▶ _Stated task_
From the entries provided below, copy each line that contains the word "type".

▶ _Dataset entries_
....

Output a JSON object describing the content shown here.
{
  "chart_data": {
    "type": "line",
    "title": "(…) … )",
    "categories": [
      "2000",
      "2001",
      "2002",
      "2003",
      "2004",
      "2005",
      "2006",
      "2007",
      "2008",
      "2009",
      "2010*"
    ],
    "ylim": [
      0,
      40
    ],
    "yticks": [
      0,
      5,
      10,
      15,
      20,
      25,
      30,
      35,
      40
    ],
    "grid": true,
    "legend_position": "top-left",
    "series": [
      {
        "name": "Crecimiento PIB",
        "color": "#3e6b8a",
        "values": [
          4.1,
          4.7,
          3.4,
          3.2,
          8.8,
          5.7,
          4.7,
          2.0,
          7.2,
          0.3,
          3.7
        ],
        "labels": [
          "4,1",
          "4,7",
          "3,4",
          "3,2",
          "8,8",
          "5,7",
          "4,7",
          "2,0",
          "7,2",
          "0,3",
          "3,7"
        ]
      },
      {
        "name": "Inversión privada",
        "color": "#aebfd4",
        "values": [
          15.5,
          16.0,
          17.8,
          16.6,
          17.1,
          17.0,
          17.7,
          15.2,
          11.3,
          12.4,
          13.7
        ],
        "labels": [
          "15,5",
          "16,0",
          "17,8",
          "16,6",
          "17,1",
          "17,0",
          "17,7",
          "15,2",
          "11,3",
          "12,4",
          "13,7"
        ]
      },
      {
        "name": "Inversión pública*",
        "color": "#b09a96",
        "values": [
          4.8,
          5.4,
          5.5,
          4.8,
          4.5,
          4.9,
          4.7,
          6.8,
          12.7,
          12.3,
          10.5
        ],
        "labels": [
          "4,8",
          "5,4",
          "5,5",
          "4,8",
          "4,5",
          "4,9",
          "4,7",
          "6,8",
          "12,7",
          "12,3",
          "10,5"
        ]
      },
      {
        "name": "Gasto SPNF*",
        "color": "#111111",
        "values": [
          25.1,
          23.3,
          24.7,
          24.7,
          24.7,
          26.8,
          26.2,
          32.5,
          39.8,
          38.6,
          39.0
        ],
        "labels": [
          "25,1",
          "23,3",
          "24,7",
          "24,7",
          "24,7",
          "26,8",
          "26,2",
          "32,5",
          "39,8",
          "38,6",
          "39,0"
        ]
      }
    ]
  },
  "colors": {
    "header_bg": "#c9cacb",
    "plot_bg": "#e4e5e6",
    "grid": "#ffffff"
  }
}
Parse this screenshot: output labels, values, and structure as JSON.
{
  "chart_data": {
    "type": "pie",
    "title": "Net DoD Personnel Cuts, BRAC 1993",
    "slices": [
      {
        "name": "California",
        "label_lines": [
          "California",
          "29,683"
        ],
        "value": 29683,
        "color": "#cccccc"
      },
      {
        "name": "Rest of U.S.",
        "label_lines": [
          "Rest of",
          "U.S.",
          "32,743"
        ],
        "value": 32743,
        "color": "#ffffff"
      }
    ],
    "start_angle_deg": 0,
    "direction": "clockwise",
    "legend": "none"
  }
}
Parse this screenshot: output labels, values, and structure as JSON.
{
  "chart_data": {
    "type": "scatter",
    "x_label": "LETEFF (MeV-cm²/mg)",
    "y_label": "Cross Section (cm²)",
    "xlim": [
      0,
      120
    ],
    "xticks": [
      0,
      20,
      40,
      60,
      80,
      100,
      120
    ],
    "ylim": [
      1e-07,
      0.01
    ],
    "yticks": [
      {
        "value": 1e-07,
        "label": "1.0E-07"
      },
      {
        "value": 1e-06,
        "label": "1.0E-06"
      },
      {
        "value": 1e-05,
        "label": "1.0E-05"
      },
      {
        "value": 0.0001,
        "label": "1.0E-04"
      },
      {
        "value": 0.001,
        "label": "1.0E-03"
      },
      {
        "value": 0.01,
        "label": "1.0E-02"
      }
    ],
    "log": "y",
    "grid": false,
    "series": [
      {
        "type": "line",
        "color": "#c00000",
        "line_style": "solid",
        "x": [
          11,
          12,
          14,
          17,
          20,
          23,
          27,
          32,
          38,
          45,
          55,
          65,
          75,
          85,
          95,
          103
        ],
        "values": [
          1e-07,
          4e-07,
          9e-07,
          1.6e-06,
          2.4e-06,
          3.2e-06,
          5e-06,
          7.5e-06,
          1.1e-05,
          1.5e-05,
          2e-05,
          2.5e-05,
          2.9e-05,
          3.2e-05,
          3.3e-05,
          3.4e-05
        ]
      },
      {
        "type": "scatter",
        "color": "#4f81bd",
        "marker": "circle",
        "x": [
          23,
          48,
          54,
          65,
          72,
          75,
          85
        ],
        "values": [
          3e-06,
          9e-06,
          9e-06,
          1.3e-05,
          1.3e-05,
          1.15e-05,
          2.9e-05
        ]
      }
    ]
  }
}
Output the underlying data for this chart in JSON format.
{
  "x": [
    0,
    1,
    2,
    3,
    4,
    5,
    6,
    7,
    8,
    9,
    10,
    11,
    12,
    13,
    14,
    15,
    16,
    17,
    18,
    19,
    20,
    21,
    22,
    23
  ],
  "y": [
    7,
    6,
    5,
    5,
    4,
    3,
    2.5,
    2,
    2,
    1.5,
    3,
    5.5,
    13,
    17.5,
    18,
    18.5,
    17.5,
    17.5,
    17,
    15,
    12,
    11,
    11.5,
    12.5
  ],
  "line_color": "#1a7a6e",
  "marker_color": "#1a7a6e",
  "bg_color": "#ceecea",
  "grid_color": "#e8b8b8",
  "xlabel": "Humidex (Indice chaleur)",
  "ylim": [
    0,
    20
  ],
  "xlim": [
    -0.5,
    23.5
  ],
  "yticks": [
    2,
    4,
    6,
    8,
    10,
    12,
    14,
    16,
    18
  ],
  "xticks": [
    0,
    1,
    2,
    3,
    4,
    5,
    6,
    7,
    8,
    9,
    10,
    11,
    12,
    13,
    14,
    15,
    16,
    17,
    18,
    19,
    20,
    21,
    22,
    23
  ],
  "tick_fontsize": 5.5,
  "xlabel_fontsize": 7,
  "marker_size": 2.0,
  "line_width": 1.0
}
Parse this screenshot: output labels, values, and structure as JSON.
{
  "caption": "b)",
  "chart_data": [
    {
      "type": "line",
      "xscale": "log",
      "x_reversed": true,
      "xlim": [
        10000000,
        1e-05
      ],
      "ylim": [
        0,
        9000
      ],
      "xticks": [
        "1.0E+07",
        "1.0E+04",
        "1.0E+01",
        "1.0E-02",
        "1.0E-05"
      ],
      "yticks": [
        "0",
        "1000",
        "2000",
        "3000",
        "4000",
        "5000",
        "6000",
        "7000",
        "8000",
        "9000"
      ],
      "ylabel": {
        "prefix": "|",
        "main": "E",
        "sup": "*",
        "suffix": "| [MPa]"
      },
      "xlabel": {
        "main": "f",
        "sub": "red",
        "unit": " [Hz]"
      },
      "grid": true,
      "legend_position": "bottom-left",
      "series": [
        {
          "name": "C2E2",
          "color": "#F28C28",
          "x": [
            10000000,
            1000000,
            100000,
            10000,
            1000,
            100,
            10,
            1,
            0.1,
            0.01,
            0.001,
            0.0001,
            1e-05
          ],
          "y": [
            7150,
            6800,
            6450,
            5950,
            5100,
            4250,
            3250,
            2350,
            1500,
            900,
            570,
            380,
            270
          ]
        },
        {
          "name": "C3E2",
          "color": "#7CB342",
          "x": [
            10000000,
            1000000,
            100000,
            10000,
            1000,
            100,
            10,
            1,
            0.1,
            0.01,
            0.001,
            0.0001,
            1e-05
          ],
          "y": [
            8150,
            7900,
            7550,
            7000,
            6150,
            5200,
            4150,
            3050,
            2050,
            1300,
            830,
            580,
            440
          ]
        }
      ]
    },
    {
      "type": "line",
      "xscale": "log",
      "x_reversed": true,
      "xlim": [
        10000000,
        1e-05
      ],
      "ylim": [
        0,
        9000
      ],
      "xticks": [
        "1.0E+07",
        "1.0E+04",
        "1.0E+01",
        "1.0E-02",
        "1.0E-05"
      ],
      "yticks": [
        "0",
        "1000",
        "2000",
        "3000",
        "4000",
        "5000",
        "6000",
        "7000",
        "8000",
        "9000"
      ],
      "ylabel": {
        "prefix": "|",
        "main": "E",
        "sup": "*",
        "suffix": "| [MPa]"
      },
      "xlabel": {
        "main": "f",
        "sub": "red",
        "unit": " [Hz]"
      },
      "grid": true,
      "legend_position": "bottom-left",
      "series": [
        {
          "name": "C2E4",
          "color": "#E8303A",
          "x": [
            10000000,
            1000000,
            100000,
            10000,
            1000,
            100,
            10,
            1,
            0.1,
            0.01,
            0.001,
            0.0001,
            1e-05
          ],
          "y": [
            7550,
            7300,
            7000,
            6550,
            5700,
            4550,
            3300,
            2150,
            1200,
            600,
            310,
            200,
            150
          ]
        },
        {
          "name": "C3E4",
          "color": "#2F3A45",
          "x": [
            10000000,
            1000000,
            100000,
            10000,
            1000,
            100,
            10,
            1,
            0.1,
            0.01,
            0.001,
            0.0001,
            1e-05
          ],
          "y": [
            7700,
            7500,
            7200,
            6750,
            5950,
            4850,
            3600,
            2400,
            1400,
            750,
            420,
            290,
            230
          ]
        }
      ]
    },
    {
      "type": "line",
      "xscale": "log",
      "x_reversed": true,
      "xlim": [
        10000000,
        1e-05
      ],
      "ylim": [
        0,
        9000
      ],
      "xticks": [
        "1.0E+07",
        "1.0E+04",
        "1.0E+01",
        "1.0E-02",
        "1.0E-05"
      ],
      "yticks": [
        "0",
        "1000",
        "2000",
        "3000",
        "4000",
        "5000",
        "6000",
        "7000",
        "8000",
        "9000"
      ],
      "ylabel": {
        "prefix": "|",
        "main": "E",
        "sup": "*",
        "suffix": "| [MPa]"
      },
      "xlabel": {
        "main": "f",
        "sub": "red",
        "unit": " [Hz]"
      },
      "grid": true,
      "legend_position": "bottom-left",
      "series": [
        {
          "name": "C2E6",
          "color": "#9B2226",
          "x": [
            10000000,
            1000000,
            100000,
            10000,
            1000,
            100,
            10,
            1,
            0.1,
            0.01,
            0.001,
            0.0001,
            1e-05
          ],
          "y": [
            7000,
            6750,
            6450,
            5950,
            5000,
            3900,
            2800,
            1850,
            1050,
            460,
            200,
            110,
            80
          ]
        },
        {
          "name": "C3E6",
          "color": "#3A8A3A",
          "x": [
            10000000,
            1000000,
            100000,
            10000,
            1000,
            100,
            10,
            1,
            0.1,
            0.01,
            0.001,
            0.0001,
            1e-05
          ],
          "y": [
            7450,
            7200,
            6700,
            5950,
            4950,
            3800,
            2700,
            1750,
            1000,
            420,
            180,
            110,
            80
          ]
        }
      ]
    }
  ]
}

....

▶ _Final answer_
    "type": "line",
    "type": "pie",
    "type": "scatter",
        "type": "line",
        "type": "scatter",
      "type": "line",
      "type": "line",
      "type": "line",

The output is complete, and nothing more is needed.